---------- Records to process

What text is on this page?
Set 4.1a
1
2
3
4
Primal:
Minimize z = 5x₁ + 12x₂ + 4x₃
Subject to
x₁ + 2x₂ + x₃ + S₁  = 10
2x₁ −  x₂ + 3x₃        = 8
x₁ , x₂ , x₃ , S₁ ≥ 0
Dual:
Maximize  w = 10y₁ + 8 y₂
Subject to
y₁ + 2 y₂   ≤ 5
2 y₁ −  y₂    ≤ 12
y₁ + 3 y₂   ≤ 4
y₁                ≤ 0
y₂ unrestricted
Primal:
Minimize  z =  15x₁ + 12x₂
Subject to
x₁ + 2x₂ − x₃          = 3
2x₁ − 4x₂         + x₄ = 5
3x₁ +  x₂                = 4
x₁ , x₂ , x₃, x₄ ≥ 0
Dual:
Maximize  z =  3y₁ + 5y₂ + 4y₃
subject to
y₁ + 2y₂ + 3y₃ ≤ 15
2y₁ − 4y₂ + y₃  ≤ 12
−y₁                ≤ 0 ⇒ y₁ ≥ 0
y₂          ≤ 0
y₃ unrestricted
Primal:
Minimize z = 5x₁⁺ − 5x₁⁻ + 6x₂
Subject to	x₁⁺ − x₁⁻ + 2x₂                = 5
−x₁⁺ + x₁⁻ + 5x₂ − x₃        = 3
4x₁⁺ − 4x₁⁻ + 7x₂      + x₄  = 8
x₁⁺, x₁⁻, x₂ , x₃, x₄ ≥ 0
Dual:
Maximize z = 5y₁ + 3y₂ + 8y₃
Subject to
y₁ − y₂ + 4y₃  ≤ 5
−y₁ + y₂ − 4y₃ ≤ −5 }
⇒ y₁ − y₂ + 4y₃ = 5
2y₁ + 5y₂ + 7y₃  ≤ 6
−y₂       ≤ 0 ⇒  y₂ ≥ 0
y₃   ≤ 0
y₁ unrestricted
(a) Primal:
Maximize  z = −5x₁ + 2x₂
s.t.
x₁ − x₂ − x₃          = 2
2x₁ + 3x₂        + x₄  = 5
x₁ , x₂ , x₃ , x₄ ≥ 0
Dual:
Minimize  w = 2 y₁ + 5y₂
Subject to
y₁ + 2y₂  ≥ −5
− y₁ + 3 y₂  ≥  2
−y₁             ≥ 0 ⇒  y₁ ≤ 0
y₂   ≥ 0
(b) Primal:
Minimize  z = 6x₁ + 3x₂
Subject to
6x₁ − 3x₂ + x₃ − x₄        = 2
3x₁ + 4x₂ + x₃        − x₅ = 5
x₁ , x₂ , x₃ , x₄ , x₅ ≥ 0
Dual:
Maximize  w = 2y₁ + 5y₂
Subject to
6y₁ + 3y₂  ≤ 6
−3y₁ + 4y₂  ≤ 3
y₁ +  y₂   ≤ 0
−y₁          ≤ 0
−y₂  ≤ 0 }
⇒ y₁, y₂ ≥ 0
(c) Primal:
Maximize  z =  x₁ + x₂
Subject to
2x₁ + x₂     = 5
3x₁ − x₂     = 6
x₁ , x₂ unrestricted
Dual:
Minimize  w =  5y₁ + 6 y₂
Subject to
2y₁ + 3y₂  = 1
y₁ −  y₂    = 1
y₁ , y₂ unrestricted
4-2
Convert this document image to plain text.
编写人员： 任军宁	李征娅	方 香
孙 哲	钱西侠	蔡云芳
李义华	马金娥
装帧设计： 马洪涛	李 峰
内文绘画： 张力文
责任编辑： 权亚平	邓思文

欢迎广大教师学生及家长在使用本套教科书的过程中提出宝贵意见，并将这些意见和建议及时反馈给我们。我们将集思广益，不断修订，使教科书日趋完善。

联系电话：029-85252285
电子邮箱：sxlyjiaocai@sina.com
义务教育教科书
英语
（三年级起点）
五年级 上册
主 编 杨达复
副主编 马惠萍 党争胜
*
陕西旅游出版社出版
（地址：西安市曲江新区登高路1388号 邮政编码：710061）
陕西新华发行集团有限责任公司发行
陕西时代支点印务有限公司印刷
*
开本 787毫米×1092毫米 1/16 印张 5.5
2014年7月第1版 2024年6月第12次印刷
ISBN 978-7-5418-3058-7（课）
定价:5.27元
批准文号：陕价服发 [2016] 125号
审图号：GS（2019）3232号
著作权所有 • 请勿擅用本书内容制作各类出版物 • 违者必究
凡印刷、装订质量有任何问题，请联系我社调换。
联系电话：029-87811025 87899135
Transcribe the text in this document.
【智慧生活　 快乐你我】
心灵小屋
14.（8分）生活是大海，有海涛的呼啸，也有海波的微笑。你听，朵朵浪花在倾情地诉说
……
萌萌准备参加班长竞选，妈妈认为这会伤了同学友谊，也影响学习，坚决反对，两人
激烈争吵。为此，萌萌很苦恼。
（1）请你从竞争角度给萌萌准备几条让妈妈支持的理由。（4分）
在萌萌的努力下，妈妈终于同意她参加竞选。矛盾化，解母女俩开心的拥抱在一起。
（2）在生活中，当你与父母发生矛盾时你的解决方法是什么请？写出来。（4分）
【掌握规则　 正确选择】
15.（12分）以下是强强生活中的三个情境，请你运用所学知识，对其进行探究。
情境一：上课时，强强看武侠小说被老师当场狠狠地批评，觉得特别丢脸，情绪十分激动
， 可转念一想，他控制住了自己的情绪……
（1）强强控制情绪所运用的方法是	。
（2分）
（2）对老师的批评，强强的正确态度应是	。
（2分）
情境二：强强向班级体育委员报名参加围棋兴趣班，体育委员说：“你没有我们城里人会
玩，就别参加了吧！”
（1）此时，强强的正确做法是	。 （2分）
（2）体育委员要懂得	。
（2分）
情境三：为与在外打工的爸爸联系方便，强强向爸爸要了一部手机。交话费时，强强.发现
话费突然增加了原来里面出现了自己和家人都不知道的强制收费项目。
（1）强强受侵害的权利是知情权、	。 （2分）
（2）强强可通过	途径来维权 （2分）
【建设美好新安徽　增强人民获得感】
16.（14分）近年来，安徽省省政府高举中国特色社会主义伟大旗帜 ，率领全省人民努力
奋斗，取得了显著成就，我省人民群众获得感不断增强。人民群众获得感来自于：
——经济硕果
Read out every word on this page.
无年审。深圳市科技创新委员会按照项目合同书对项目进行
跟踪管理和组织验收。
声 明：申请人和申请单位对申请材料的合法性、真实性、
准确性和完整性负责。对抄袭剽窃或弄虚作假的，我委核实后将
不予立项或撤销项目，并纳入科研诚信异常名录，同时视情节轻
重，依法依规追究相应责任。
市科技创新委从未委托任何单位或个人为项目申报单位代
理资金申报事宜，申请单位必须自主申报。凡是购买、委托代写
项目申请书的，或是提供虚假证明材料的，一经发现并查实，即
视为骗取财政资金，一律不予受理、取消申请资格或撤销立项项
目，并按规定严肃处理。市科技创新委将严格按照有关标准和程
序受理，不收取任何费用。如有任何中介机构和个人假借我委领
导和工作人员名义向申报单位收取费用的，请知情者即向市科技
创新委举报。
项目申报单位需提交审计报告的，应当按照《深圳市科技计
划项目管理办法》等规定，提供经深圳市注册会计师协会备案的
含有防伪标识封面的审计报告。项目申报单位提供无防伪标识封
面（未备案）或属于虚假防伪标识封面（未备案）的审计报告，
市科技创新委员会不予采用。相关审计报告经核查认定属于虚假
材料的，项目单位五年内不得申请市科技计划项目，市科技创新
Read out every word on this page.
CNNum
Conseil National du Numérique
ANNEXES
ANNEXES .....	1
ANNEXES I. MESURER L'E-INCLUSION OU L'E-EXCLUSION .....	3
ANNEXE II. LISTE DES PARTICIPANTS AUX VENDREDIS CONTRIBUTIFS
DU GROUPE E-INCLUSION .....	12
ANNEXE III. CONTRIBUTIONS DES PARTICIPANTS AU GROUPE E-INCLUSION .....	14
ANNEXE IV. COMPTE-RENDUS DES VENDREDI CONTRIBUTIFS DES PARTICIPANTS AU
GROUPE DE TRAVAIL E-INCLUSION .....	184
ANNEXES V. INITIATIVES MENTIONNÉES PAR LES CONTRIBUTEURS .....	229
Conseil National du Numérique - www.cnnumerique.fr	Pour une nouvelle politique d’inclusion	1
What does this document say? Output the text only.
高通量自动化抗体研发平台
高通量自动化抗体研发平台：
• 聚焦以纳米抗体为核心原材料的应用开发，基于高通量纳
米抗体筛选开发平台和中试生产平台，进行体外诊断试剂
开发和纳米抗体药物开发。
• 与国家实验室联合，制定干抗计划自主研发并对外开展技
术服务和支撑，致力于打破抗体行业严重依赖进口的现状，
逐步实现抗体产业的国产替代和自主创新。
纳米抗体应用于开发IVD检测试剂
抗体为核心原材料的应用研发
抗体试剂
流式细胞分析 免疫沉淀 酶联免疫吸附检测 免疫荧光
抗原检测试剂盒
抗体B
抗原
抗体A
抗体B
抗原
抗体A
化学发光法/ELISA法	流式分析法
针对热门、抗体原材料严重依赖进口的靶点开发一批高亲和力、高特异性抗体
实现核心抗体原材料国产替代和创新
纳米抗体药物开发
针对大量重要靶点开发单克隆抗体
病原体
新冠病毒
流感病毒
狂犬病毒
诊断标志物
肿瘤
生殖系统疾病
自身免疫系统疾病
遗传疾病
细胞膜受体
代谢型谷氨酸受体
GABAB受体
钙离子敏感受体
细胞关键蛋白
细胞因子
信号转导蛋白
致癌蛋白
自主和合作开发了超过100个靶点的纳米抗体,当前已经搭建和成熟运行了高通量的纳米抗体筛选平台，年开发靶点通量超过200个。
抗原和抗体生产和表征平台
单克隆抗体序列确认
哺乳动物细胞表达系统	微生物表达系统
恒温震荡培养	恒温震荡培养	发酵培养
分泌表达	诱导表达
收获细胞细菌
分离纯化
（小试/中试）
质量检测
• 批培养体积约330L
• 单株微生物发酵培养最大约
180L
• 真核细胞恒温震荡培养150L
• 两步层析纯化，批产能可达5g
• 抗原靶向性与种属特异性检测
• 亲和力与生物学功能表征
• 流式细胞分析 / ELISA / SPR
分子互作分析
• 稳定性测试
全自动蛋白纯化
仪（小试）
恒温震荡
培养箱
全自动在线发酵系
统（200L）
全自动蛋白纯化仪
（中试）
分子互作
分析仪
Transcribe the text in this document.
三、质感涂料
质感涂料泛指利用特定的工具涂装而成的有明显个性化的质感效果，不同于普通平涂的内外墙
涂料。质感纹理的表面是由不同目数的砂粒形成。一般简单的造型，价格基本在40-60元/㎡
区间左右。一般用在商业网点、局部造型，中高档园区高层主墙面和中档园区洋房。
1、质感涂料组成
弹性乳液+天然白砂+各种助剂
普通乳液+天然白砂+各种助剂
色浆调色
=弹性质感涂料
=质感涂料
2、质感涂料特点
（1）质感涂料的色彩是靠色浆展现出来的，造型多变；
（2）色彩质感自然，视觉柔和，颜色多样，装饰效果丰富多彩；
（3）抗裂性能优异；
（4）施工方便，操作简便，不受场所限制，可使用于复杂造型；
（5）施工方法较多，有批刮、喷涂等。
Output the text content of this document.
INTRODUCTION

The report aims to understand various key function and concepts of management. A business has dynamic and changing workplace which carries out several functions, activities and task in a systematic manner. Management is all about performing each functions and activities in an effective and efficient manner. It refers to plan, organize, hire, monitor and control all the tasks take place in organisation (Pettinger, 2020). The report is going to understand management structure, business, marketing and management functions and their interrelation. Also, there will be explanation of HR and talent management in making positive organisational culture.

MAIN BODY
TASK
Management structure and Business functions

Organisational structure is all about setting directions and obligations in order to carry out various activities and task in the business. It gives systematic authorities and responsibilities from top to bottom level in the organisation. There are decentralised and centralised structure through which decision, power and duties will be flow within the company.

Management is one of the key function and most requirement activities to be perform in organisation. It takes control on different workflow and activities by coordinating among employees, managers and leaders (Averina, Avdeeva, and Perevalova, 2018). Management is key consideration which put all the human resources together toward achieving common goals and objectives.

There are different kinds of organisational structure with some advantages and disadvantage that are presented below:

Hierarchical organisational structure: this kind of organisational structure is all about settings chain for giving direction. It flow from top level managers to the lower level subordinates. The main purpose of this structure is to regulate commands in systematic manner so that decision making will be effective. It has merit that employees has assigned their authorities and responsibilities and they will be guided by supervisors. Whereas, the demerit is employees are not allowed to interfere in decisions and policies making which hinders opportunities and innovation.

--------------------

-- Exercise --
Check every line of the entries above for the word "National" and report how many lines contain it, giving the number only.

-- In response --
2